▸ **Exercise prompt**
Reproduce the rows word for word, from the very first one through the line containing "789, 204, 805]".

(Stored data)
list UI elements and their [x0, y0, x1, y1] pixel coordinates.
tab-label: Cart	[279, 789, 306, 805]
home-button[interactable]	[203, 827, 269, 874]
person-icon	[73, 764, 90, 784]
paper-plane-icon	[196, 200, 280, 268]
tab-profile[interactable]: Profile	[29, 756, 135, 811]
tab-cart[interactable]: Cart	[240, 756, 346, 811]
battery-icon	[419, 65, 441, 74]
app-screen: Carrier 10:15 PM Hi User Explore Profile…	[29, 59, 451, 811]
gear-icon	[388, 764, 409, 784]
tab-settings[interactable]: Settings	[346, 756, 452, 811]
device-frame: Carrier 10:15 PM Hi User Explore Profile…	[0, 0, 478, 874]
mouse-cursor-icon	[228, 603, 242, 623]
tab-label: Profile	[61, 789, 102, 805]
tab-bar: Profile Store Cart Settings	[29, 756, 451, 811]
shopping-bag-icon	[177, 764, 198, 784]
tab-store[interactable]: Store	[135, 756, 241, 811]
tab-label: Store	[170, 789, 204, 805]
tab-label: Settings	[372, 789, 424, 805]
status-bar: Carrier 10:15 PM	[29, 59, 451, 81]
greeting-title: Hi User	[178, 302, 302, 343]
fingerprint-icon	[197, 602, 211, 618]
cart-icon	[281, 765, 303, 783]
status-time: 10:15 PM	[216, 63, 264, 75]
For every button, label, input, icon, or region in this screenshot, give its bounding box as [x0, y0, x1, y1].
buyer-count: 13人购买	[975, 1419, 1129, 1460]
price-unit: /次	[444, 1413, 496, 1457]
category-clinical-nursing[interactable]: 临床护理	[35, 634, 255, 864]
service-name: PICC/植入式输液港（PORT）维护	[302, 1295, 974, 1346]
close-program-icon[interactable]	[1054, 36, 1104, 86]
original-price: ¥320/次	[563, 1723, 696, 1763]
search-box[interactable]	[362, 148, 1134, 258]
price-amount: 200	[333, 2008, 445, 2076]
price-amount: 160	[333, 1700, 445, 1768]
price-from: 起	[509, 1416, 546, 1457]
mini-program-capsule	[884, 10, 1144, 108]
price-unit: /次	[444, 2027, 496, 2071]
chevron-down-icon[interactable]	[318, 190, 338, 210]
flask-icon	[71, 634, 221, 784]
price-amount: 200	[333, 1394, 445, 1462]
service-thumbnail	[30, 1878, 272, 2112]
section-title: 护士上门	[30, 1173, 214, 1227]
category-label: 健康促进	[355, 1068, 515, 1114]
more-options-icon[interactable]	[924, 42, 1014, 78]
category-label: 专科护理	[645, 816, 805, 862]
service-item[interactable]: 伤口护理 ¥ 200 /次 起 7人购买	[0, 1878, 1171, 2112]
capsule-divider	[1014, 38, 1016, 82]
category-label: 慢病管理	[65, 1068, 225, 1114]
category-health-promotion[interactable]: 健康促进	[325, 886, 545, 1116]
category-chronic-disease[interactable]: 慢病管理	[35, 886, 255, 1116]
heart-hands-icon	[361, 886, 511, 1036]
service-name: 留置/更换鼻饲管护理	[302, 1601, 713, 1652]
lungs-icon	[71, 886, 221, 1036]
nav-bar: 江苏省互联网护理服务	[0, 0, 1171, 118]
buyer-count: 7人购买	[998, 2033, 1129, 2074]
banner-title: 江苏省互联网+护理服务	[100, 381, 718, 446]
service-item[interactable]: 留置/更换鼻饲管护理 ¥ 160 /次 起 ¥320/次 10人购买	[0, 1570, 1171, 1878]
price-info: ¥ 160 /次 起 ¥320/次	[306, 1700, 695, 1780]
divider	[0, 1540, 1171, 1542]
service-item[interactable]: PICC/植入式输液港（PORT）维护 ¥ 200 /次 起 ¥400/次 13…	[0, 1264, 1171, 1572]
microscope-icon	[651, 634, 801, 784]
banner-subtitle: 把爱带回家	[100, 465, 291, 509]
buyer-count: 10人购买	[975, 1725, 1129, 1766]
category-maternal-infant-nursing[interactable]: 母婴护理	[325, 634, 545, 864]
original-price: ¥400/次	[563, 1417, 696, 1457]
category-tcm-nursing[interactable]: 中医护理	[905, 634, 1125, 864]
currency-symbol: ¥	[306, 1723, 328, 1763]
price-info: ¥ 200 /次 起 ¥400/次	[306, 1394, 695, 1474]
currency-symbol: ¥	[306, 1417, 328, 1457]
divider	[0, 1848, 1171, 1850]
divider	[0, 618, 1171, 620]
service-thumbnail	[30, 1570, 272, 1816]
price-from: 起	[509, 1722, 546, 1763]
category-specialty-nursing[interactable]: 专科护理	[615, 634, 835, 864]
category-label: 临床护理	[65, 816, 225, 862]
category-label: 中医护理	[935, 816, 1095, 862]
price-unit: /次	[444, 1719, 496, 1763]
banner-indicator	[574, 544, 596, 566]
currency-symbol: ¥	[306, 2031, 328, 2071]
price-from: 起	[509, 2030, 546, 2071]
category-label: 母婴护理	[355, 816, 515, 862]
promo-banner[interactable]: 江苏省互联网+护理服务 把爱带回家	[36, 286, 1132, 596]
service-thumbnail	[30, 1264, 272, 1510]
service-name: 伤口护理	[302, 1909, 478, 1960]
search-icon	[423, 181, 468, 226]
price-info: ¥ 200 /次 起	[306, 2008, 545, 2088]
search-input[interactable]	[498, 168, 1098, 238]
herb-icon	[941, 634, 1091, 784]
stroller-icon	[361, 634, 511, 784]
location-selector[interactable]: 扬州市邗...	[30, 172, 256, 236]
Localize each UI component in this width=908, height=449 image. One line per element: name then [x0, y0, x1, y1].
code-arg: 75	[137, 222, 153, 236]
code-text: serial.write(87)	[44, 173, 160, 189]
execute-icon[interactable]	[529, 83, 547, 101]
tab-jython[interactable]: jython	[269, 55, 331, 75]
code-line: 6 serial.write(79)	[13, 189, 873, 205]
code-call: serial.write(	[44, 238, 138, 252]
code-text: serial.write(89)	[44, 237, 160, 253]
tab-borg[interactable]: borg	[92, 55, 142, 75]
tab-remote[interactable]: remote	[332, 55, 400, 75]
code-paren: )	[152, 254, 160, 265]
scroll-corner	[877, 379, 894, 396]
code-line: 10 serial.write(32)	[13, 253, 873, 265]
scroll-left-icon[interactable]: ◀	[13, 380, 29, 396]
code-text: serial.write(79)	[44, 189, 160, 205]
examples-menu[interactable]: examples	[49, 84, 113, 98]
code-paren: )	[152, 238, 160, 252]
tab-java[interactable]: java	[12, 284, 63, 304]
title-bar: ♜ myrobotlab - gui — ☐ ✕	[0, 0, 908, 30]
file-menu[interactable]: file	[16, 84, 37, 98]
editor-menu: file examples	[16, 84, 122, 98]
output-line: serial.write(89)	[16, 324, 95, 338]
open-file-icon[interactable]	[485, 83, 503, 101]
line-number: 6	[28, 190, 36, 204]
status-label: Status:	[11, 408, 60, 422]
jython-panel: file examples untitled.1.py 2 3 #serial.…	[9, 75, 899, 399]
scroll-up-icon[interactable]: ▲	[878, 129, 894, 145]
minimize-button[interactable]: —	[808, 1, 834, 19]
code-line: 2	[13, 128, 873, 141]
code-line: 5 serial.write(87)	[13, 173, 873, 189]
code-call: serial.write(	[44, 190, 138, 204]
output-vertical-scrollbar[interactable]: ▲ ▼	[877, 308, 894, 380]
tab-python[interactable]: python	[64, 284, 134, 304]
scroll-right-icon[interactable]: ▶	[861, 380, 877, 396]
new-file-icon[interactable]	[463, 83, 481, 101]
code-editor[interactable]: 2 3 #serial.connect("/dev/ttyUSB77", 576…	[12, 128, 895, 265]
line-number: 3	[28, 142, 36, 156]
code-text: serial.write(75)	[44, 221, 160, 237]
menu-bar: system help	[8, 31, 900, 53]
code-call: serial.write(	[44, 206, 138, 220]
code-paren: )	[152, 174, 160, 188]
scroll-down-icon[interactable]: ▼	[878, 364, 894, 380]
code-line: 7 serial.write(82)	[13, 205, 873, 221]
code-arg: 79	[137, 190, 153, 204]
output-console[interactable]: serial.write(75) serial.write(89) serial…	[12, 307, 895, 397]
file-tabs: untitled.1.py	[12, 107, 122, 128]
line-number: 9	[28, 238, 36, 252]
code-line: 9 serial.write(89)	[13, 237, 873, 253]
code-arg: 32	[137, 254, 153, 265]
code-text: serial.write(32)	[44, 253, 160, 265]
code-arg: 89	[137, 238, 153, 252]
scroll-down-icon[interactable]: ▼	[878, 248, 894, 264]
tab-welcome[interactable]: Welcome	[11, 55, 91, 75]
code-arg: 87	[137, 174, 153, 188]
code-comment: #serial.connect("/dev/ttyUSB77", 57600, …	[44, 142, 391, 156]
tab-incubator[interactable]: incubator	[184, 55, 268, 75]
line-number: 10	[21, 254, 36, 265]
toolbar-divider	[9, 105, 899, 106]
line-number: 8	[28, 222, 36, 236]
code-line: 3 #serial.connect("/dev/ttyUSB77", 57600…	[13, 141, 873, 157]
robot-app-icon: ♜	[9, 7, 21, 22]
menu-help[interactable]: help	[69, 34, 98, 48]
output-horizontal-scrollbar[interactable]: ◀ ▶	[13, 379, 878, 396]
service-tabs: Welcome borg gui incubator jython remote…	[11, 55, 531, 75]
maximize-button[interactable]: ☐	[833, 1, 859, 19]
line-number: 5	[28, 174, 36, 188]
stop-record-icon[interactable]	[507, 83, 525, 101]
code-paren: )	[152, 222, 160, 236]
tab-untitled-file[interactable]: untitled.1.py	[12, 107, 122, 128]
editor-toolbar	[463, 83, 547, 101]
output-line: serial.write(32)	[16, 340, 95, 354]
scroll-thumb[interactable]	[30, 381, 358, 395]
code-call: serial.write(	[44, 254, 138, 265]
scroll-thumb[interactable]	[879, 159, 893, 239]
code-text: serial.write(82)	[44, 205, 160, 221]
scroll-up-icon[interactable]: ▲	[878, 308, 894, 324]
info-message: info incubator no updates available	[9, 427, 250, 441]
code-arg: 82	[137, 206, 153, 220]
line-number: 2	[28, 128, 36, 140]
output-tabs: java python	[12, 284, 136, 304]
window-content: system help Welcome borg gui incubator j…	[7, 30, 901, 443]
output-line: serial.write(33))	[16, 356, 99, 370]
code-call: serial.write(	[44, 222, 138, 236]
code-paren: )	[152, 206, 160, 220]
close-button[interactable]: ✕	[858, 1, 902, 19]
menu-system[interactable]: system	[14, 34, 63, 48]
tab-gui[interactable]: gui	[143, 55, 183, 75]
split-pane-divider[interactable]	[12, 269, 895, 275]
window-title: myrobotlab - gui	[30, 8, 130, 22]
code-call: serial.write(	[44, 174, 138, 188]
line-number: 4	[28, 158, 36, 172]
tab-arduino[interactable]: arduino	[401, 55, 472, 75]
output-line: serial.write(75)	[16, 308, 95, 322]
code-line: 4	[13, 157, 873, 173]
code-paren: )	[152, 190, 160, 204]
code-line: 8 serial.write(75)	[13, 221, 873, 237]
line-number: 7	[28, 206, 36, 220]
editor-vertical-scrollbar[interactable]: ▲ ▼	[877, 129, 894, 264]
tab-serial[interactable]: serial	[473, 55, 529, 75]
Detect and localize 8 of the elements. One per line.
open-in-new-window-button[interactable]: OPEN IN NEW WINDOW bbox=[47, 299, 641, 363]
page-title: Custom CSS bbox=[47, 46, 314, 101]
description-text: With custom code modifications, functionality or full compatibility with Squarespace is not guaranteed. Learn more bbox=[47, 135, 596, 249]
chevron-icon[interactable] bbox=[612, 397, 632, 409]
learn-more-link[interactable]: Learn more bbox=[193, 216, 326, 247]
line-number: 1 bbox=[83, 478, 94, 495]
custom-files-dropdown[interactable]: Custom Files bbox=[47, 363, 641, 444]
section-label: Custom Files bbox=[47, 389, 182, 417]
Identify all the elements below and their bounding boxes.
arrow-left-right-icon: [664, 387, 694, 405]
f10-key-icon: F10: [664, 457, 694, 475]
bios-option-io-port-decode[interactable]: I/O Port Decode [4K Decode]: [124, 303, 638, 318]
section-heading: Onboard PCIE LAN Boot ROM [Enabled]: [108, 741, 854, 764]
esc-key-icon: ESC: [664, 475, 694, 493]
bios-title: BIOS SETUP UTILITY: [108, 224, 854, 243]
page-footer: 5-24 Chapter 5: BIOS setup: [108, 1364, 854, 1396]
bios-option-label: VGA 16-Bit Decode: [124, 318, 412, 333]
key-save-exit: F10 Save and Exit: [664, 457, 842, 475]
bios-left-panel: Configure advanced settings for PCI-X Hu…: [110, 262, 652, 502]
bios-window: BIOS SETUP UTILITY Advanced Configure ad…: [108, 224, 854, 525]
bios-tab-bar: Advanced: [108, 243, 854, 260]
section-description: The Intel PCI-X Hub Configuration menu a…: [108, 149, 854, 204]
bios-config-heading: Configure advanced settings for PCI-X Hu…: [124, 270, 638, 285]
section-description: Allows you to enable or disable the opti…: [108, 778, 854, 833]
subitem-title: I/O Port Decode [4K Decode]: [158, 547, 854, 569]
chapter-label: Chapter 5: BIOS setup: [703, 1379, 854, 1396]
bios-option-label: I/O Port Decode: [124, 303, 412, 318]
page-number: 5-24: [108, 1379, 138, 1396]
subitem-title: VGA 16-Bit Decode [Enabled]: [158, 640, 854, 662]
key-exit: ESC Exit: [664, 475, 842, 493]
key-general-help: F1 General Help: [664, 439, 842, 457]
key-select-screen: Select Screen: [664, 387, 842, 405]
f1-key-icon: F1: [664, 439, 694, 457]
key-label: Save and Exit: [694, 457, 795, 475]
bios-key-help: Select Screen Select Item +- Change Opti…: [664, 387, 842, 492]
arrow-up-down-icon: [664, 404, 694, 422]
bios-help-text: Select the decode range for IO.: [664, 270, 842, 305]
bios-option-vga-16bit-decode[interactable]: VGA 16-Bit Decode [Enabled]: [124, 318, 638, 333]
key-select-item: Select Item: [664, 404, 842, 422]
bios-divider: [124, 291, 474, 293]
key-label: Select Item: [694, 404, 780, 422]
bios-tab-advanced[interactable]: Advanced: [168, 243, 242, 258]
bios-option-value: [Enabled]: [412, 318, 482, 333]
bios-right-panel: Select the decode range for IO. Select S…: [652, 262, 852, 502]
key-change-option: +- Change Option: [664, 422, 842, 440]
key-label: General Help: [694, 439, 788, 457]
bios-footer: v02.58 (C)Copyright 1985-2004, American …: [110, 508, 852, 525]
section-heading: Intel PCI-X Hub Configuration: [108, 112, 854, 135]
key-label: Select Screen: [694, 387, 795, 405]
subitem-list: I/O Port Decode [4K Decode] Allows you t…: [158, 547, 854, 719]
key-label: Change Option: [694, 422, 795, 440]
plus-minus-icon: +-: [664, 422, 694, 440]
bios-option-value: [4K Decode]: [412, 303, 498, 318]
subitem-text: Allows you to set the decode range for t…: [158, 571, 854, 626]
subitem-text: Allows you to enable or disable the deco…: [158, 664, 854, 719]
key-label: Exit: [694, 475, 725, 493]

▸ **Full response**
list UI elements and their [x0, y0, x1, y1] pixel coordinates.
tab-label: Cart	[279, 789, 306, 805]
home-button[interactable]	[203, 827, 269, 874]
person-icon	[73, 764, 90, 784]
paper-plane-icon	[196, 200, 280, 268]
tab-profile[interactable]: Profile	[29, 756, 135, 811]
tab-cart[interactable]: Cart	[240, 756, 346, 811]
battery-icon	[419, 65, 441, 74]
app-screen: Carrier 10:15 PM Hi User Explore Profile…	[29, 59, 451, 811]
gear-icon	[388, 764, 409, 784]
tab-settings[interactable]: Settings	[346, 756, 452, 811]
device-frame: Carrier 10:15 PM Hi User Explore Profile…	[0, 0, 478, 874]
mouse-cursor-icon	[228, 603, 242, 623]
tab-label: Profile	[61, 789, 102, 805]
tab-bar: Profile Store Cart Settings	[29, 756, 451, 811]
shopping-bag-icon	[177, 764, 198, 784]
tab-store[interactable]: Store	[135, 756, 241, 811]
tab-label: Store	[170, 789, 204, 805]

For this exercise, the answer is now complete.